__Exercise objective__:
In the following material, identify every line holding the string "page" and return it.

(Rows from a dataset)
-- -- --

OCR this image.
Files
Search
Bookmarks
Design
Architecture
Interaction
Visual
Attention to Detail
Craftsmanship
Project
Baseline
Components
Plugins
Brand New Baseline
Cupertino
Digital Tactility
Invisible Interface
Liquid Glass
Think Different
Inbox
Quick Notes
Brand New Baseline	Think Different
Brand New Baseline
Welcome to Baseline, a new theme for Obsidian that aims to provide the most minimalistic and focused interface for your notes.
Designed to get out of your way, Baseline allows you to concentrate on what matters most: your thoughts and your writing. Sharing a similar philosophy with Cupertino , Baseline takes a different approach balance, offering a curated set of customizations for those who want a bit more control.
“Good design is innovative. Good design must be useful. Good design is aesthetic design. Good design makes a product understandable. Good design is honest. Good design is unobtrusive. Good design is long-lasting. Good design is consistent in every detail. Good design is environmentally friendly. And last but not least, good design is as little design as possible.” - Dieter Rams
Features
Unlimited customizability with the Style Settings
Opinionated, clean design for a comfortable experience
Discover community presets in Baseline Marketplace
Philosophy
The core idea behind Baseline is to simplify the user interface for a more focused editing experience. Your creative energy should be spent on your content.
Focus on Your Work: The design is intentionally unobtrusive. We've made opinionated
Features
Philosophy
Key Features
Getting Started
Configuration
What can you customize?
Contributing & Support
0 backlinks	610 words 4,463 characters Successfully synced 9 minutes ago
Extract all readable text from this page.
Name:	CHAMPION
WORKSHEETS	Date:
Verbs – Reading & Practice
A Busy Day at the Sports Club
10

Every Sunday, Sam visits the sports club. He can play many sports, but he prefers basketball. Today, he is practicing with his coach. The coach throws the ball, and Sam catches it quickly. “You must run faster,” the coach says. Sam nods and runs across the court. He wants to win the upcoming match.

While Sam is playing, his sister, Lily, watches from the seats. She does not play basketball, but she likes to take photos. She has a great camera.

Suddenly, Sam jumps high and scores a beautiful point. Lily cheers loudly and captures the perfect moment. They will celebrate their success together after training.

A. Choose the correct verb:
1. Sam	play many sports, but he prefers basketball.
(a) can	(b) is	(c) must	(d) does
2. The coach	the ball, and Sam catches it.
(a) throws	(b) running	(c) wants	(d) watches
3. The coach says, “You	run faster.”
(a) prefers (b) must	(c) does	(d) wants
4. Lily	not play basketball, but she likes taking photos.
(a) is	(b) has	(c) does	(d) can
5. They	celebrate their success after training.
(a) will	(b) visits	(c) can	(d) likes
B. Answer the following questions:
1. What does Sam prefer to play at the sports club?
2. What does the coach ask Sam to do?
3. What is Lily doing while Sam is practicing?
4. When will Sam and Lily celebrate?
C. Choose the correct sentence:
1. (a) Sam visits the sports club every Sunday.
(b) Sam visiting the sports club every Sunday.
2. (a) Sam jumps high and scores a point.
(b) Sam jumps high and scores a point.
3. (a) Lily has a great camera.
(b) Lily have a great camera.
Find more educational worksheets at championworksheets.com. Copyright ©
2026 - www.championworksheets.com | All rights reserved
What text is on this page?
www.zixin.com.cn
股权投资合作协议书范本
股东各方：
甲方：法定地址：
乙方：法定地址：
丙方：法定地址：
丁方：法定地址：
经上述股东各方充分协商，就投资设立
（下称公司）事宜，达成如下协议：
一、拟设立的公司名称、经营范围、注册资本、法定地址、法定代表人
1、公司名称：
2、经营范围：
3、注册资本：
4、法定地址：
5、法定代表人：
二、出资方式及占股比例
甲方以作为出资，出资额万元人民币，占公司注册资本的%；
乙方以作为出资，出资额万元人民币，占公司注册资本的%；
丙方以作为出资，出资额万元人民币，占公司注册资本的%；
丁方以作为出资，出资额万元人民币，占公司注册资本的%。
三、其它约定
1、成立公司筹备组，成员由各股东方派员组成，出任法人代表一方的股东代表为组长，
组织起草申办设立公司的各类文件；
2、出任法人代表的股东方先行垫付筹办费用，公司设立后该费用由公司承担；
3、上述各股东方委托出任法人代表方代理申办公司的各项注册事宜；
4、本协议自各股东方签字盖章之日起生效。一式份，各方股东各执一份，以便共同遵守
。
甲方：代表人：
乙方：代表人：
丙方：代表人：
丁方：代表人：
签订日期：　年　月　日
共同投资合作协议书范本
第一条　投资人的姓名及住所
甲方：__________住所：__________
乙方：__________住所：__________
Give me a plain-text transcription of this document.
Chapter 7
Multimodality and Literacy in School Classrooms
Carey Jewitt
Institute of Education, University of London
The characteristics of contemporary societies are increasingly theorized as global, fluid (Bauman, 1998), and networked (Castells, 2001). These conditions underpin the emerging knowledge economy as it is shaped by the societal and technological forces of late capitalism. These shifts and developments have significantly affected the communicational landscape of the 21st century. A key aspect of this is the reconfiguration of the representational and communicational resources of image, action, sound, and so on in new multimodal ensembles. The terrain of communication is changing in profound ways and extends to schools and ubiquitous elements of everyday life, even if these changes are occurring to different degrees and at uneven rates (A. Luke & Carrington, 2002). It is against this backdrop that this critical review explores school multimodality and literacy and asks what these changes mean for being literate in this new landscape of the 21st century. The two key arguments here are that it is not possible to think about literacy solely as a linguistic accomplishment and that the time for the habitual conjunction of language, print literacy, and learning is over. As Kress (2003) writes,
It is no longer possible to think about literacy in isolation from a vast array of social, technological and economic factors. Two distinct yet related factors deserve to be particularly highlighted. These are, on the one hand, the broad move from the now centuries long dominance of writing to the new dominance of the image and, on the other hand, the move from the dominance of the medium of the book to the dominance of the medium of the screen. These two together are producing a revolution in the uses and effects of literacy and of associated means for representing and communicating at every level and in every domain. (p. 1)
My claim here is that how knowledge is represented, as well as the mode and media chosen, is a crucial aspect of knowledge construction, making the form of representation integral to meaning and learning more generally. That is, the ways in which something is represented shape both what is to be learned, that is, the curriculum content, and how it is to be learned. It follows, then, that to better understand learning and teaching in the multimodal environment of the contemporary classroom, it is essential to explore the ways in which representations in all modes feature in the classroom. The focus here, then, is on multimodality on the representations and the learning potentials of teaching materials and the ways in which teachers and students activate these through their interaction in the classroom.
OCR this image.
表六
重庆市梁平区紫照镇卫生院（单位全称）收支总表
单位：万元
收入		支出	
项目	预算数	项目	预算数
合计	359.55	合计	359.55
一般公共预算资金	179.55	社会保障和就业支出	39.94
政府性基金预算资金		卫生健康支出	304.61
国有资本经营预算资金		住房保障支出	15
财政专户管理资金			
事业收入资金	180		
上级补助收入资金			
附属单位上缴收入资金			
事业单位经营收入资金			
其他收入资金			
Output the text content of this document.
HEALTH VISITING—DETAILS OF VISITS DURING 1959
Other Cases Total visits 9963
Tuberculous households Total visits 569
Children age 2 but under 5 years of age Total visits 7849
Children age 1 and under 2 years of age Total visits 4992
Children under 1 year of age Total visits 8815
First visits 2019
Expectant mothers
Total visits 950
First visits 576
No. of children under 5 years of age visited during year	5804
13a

-- -- --

__Completed exercise__:
Extract all readable text from this page.
What text is on this page?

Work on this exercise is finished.